## Aim
All of the material below is to be restated word for word, apart from the pictures.

## Supplied entries
══════════════════════════════
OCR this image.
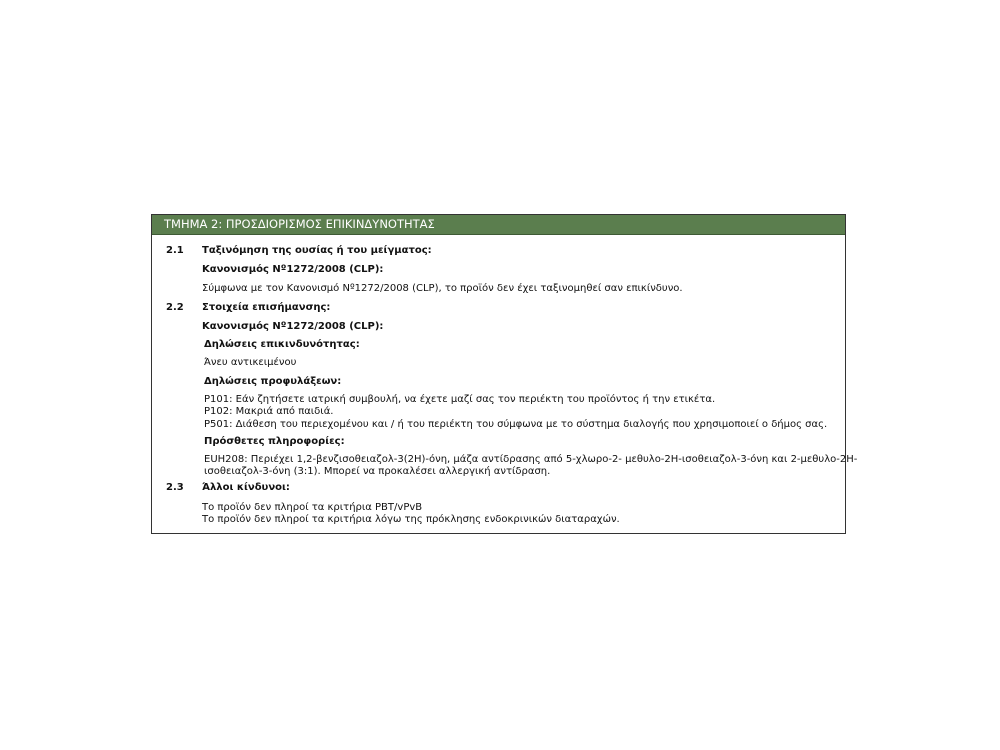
ΤΜΗΜΑ 2: ΠΡΟΣΔΙΟΡΙΣΜΟΣ ΕΠΙΚΙΝΔΥΝΟΤΗΤΑΣ
2.1 Ταξινόμηση της ουσίας ή του μείγματος:
Κανονισμός Nº1272/2008 (CLP):
Σύμφωνα με τον Κανονισμό Nº1272/2008 (CLP), το προϊόν δεν έχει ταξινομηθεί σαν επικίνδυνο.
2.2 Στοιχεία επισήμανσης:
Κανονισμός Nº1272/2008 (CLP):
Δηλώσεις επικινδυνότητας:
Άνευ αντικειμένου
Δηλώσεις προφυλάξεων:
P101: Εάν ζητήσετε ιατρική συμβουλή, να έχετε μαζί σας τον περιέκτη του προϊόντος ή την ετικέτα.
P102: Μακριά από παιδιά.
P501: Διάθεση του περιεχομένου και / ή του περιέκτη του σύμφωνα με το σύστημα διαλογής που χρησιμοποιεί ο δήμος σας.
Πρόσθετες πληροφορίες:
EUH208: Περιέχει 1,2-βενζισοθειαζολ-3(2Η)-όνη, μάζα αντίδρασης από 5-χλωρο-2- μεθυλο-2Η-ισοθειαζολ-3-όνη και 2-μεθυλο-2Η-
ισοθειαζολ-3-όνη (3:1). Μπορεί να προκαλέσει αλλεργική αντίδραση.
2.3 Άλλοι κίνδυνοι:
Το προϊόν δεν πληροί τα κριτήρια PBT/vPvB
Το προϊόν δεν πληροί τα κριτήρια λόγω της πρόκλησης ενδοκρινικών διαταραχών.
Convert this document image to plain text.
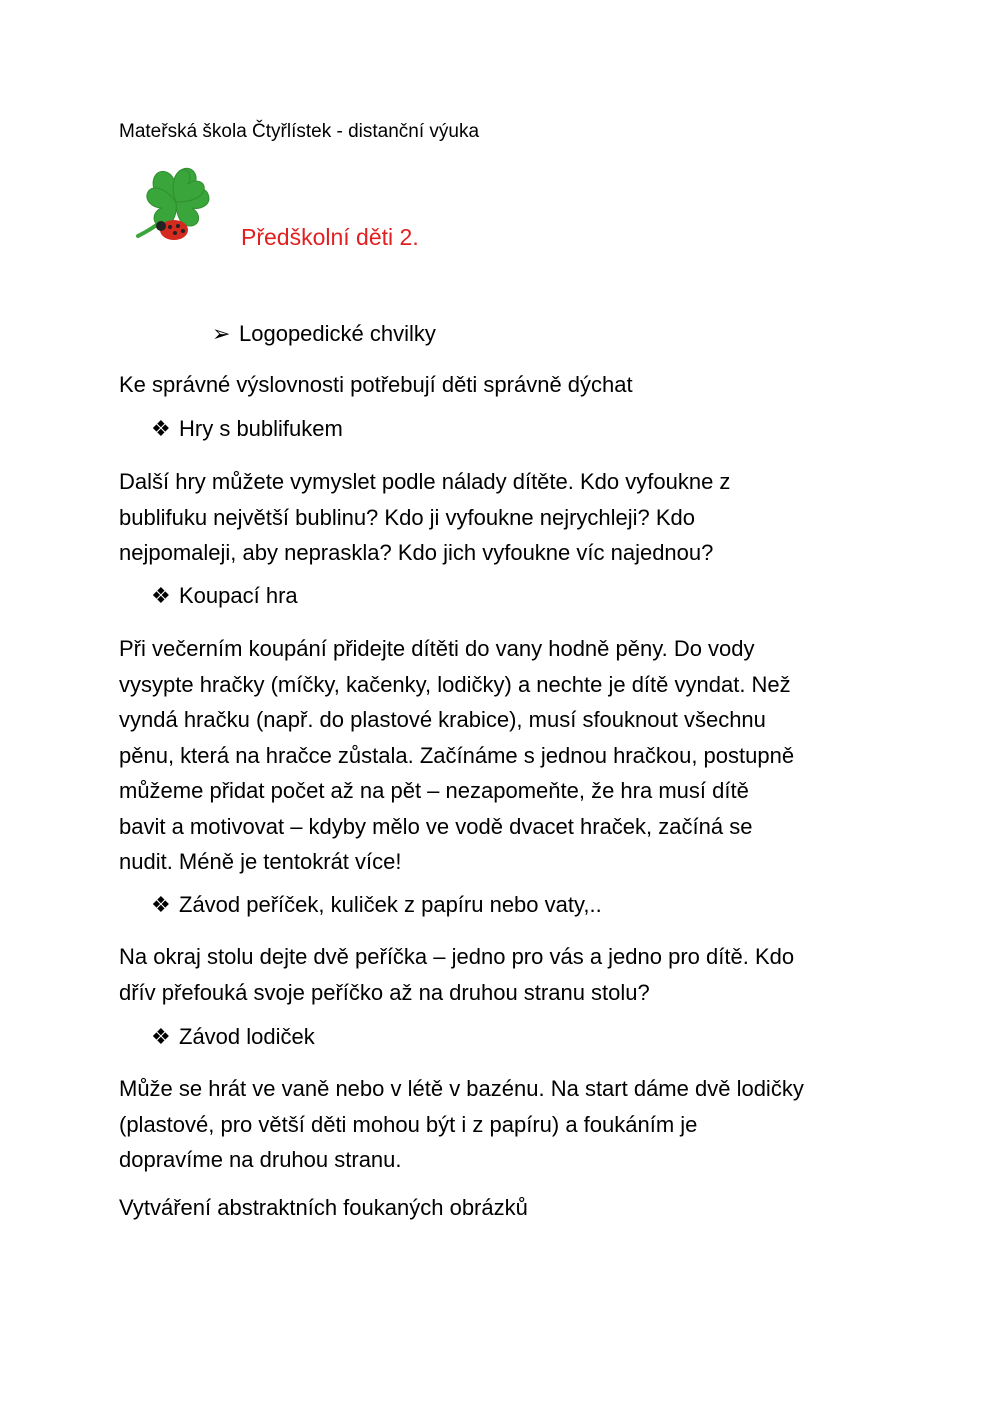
Mateřská škola Čtyřlístek - distanční výuka
Předškolní děti 2.
➢ Logopedické chvilky
Ke správné výslovnosti potřebují děti správně dýchat
❖ Hry s bublifukem
Další hry můžete vymyslet podle nálady dítěte. Kdo vyfoukne z
bublifuku největší bublinu? Kdo ji vyfoukne nejrychleji? Kdo
nejpomaleji, aby nepraskla? Kdo jich vyfoukne víc najednou?
❖ Koupací hra
Při večerním koupání přidejte dítěti do vany hodně pěny. Do vody
vysypte hračky (míčky, kačenky, lodičky) a nechte je dítě vyndat. Než
vyndá hračku (např. do plastové krabice), musí sfouknout všechnu
pěnu, která na hračce zůstala. Začínáme s jednou hračkou, postupně
můžeme přidat počet až na pět – nezapomeňte, že hra musí dítě
bavit a motivovat – kdyby mělo ve vodě dvacet hraček, začíná se
nudit. Méně je tentokrát více!
❖ Závod peříček, kuliček z papíru nebo vaty,..
Na okraj stolu dejte dvě peříčka – jedno pro vás a jedno pro dítě. Kdo
dřív přefouká svoje peříčko až na druhou stranu stolu?
❖ Závod lodiček
Může se hrát ve vaně nebo v létě v bazénu. Na start dáme dvě lodičky
(plastové, pro větší děti mohou být i z papíru) a foukáním je
dopravíme na druhou stranu.
Vytváření abstraktních foukaných obrázků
══════════════════════════════
## Full output
OCR this image.
ΤΜΗΜΑ 2: ΠΡΟΣΔΙΟΡΙΣΜΟΣ ΕΠΙΚΙΝΔΥΝΟΤΗΤΑΣ
2.1 Ταξινόμηση της ουσίας ή του μείγματος:
Κανονισμός Nº1272/2008 (CLP):
Σύμφωνα με τον Κανονισμό Nº1272/2008 (CLP), το προϊόν δεν έχει ταξινομηθεί σαν επικίνδυνο.
2.2 Στοιχεία επισήμανσης:
Κανονισμός Nº1272/2008 (CLP):
Δηλώσεις επικινδυνότητας:
Άνευ αντικειμένου
Δηλώσεις προφυλάξεων:
P101: Εάν ζητήσετε ιατρική συμβουλή, να έχετε μαζί σας τον περιέκτη του προϊόντος ή την ετικέτα.
P102: Μακριά από παιδιά.
P501: Διάθεση του περιεχομένου και / ή του περιέκτη του σύμφωνα με το σύστημα διαλογής που χρησιμοποιεί ο δήμος σας.
Πρόσθετες πληροφορίες:
EUH208: Περιέχει 1,2-βενζισοθειαζολ-3(2Η)-όνη, μάζα αντίδρασης από 5-χλωρο-2- μεθυλο-2Η-ισοθειαζολ-3-όνη και 2-μεθυλο-2Η-
ισοθειαζολ-3-όνη (3:1). Μπορεί να προκαλέσει αλλεργική αντίδραση.
2.3 Άλλοι κίνδυνοι:
Το προϊόν δεν πληροί τα κριτήρια PBT/vPvB
Το προϊόν δεν πληροί τα κριτήρια λόγω της πρόκλησης ενδοκρινικών διαταραχών.
Convert this document image to plain text.
Mateřská škola Čtyřlístek - distanční výuka
Předškolní děti 2.
➢ Logopedické chvilky
Ke správné výslovnosti potřebují děti správně dýchat
❖ Hry s bublifukem
Další hry můžete vymyslet podle nálady dítěte. Kdo vyfoukne z
bublifuku největší bublinu? Kdo ji vyfoukne nejrychleji? Kdo
nejpomaleji, aby nepraskla? Kdo jich vyfoukne víc najednou?
❖ Koupací hra
Při večerním koupání přidejte dítěti do vany hodně pěny. Do vody
vysypte hračky (míčky, kačenky, lodičky) a nechte je dítě vyndat. Než
vyndá hračku (např. do plastové krabice), musí sfouknout všechnu
pěnu, která na hračce zůstala. Začínáme s jednou hračkou, postupně
můžeme přidat počet až na pět – nezapomeňte, že hra musí dítě
bavit a motivovat – kdyby mělo ve vodě dvacet hraček, začíná se
nudit. Méně je tentokrát více!
❖ Závod peříček, kuliček z papíru nebo vaty,..
Na okraj stolu dejte dvě peříčka – jedno pro vás a jedno pro dítě. Kdo
dřív přefouká svoje peříčko až na druhou stranu stolu?
❖ Závod lodiček
Může se hrát ve vaně nebo v létě v bazénu. Na start dáme dvě lodičky
(plastové, pro větší děti mohou být i z papíru) a foukáním je
dopravíme na druhou stranu.
Vytváření abstraktních foukaných obrázků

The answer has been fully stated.